WHAT YOU NEED TO DO:
What is the number of lines in the entries below that include the word "color"? Provide the number only.

** start **

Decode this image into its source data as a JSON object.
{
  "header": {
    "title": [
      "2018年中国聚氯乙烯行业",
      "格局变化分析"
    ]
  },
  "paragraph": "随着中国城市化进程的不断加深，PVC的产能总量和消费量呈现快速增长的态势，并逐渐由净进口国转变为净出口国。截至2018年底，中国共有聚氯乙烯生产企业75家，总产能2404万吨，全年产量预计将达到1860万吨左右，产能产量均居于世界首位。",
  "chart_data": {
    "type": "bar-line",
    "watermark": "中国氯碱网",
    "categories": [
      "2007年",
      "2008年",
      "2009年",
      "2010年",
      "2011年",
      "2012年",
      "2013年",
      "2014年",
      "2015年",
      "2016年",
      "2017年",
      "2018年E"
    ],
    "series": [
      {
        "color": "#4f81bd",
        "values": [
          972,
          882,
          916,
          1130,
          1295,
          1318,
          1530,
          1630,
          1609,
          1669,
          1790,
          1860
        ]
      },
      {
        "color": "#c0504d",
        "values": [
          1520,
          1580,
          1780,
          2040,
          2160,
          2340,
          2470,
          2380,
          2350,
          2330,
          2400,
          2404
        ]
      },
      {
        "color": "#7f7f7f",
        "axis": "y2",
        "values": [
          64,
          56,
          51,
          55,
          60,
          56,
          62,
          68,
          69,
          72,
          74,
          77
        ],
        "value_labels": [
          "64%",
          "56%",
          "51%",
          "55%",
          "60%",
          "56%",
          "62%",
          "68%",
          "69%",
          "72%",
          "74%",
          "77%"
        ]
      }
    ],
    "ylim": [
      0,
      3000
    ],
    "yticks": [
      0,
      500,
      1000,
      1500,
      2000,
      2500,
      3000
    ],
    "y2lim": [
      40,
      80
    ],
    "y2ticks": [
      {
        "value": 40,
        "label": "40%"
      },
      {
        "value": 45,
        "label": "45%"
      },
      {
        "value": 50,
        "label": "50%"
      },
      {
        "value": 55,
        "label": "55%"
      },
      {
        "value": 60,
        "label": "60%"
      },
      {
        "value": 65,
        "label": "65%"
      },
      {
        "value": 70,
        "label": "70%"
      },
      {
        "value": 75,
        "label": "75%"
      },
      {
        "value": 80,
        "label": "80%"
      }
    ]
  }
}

** end **

FINAL RESULT:
3